◆ Exercise prompt ◆
Go through the data and copy every line exactly, but not the images.

Data excerpts
◆ ◆ ◆
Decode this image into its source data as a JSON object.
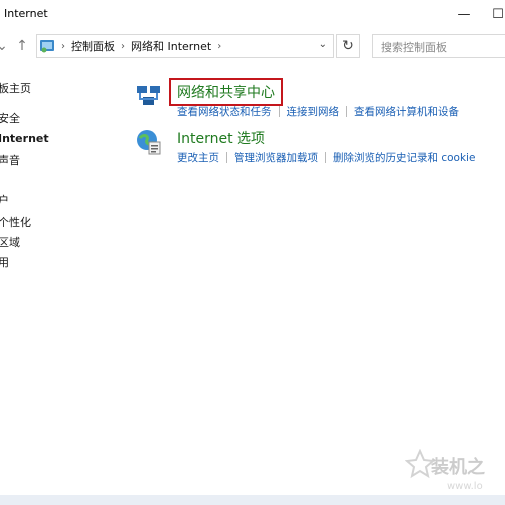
{
  "window": {
    "title": "Internet"
  },
  "controls": {
    "minimize": "—",
    "maximize": "☐"
  },
  "nav": {
    "up": "↑",
    "crumbs": [
      "控制面板",
      "网络和 Internet"
    ],
    "dropdown": "⌄",
    "refresh": "↻",
    "search_placeholder": "搜索控制面板"
  },
  "sidebar": {
    "items": [
      {
        "label": "板主页"
      },
      {
        "label": "安全"
      },
      {
        "label": "Internet",
        "active": true
      },
      {
        "label": "声音"
      },
      {
        "label": "户"
      },
      {
        "label": "个性化"
      },
      {
        "label": "区域"
      },
      {
        "label": "用"
      }
    ]
  },
  "categories": [
    {
      "title": "网络和共享中心",
      "icon": "network-center-icon",
      "highlighted": true,
      "links": [
        "查看网络状态和任务",
        "连接到网络",
        "查看网络计算机和设备"
      ]
    },
    {
      "title": "Internet 选项",
      "icon": "internet-options-icon",
      "highlighted": false,
      "links": [
        "更改主页",
        "管理浏览器加载项",
        "删除浏览的历史记录和 cookie"
      ]
    }
  ],
  "watermark": {
    "text": "装机之",
    "url": "www.lo"
  },
  "colors": {
    "link": "#1a5fb4",
    "title_green": "#1f7a1f",
    "highlight_box": "#c4161c"
  }
}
◆ ◆ ◆
◆ Answer to this task ◆
Decode this image into its source data as a JSON object.
{
  "window": {
    "title": "Internet"
  },
  "controls": {
    "minimize": "—",
    "maximize": "☐"
  },
  "nav": {
    "up": "↑",
    "crumbs": [
      "控制面板",
      "网络和 Internet"
    ],
    "dropdown": "⌄",
    "refresh": "↻",
    "search_placeholder": "搜索控制面板"
  },
  "sidebar": {
    "items": [
      {
        "label": "板主页"
      },
      {
        "label": "安全"
      },
      {
        "label": "Internet",
        "active": true
      },
      {
        "label": "声音"
      },
      {
        "label": "户"
      },
      {
        "label": "个性化"
      },
      {
        "label": "区域"
      },
      {
        "label": "用"
      }
    ]
  },
  "categories": [
    {
      "title": "网络和共享中心",
      "icon": "network-center-icon",
      "highlighted": true,
      "links": [
        "查看网络状态和任务",
        "连接到网络",
        "查看网络计算机和设备"
      ]
    },
    {
      "title": "Internet 选项",
      "icon": "internet-options-icon",
      "highlighted": false,
      "links": [
        "更改主页",
        "管理浏览器加载项",
        "删除浏览的历史记录和 cookie"
      ]
    }
  ],
  "watermark": {
    "text": "装机之",
    "url": "www.lo"
  },
  "colors": {
    "link": "#1a5fb4",
    "title_green": "#1f7a1f",
    "highlight_box": "#c4161c"
  }
}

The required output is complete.